+++ EXERCISE DATA
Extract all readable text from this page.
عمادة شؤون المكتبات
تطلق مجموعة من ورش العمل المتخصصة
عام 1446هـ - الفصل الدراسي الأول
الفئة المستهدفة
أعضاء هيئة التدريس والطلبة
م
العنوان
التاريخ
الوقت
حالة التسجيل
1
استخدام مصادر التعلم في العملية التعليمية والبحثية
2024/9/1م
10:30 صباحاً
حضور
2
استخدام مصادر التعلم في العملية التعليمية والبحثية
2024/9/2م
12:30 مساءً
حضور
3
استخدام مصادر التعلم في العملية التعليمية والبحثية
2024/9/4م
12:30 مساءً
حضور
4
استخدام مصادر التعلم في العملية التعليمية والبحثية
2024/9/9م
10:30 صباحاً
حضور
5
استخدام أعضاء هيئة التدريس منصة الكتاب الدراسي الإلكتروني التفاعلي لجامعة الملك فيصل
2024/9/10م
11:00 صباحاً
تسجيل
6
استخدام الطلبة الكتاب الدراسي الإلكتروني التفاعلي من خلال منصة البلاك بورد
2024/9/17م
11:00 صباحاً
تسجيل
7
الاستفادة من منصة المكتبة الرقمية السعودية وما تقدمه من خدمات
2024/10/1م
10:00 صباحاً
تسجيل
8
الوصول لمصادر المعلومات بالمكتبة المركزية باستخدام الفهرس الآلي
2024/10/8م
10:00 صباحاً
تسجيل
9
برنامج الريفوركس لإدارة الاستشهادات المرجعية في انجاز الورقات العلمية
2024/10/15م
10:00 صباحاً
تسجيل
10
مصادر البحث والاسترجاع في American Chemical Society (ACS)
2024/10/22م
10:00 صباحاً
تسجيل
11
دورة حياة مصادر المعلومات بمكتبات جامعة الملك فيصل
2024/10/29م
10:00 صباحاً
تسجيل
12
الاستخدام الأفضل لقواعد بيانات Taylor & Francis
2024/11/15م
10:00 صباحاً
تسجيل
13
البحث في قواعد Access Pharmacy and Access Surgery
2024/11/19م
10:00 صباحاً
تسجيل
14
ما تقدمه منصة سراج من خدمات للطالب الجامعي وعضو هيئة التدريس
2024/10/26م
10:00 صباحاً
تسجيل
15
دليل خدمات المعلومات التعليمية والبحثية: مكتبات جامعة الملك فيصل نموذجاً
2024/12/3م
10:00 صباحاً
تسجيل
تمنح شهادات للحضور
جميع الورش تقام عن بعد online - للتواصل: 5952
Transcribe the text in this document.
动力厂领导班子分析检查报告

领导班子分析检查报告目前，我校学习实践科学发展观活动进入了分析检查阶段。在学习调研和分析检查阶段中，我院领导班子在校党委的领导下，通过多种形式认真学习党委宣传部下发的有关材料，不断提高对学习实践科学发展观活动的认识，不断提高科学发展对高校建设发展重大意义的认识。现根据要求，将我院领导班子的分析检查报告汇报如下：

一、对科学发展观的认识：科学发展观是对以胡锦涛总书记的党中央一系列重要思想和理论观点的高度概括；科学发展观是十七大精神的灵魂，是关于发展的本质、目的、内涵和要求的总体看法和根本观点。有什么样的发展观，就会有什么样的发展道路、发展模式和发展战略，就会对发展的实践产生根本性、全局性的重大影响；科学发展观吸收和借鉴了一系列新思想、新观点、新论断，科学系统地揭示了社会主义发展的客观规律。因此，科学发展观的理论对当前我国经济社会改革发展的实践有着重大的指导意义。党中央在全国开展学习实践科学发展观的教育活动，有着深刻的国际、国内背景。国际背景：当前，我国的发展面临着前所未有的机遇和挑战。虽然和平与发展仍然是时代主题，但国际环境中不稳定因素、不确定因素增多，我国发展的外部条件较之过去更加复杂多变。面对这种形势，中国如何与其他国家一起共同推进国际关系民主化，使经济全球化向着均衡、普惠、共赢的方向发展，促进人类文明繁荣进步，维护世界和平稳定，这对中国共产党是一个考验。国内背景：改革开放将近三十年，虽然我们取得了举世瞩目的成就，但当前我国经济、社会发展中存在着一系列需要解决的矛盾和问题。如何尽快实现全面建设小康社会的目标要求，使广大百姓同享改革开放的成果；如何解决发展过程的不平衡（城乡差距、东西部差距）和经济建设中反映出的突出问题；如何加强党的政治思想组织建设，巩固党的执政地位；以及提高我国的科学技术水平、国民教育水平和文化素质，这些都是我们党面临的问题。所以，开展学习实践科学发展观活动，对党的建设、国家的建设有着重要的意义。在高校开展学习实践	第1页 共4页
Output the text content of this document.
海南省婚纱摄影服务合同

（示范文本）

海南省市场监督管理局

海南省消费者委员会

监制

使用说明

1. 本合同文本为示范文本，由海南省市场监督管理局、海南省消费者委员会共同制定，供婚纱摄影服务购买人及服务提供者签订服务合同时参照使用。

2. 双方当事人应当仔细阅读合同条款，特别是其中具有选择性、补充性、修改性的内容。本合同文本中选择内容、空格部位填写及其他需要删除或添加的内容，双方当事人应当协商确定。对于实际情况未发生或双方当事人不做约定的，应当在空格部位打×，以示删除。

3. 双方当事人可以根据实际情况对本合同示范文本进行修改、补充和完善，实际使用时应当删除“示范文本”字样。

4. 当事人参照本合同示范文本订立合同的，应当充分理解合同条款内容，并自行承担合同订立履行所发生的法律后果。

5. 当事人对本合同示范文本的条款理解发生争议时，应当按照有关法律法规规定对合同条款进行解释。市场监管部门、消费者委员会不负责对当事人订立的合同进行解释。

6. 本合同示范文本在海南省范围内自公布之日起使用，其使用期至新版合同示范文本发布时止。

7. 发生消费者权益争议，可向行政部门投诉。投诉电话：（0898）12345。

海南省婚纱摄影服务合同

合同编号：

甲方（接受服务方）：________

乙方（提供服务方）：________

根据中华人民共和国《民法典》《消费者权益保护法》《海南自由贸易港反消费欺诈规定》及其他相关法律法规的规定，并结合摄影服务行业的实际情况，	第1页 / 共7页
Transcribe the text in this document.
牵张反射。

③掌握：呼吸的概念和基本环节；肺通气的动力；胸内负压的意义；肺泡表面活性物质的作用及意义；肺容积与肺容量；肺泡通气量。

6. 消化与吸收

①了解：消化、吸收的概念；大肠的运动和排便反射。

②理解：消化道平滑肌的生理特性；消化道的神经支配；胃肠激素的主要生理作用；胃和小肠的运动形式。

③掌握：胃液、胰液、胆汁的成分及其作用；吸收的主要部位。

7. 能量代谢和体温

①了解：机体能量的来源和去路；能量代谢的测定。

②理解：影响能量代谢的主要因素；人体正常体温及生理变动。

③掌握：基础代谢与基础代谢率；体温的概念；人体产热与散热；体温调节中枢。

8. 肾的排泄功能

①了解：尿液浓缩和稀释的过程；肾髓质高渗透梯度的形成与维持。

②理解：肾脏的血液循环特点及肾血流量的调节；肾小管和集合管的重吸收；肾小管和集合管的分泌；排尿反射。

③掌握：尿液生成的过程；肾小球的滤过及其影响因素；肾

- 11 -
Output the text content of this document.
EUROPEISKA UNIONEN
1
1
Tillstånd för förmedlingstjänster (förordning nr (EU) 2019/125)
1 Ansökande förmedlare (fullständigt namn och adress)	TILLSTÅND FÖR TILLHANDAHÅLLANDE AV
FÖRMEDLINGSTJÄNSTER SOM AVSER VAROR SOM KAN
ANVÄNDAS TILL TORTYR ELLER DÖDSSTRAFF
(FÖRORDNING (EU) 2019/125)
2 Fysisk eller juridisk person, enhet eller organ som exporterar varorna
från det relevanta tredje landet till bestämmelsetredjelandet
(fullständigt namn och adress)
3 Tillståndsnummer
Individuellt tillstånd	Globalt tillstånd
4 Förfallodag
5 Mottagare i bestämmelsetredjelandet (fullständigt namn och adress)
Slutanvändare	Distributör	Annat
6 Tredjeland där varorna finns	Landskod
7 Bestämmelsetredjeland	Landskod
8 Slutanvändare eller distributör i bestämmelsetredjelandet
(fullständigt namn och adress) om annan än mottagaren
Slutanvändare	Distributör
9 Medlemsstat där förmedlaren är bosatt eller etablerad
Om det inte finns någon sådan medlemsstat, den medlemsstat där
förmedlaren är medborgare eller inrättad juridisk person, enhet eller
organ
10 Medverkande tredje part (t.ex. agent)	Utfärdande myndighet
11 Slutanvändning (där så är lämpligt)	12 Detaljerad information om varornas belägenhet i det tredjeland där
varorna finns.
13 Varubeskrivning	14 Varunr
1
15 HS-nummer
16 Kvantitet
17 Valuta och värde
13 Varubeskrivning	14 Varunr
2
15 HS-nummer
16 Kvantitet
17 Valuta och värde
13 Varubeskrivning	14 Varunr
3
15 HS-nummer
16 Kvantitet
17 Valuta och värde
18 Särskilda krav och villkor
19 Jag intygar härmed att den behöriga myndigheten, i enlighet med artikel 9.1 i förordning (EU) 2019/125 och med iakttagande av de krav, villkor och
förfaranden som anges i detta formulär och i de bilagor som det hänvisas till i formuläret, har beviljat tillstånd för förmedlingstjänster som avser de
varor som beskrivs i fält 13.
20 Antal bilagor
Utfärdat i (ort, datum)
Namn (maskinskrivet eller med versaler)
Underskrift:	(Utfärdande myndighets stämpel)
++++++
Pick out and copy the lines of the entries that hold the string "adress".

**WRITTEN RESPONSE**
1 Ansökande förmedlare (fullständigt namn och adress)	TILLSTÅND FÖR TILLHANDAHÅLLANDE AV
(fullständigt namn och adress)
5 Mottagare i bestämmelsetredjelandet (fullständigt namn och adress)
(fullständigt namn och adress) om annan än mottagaren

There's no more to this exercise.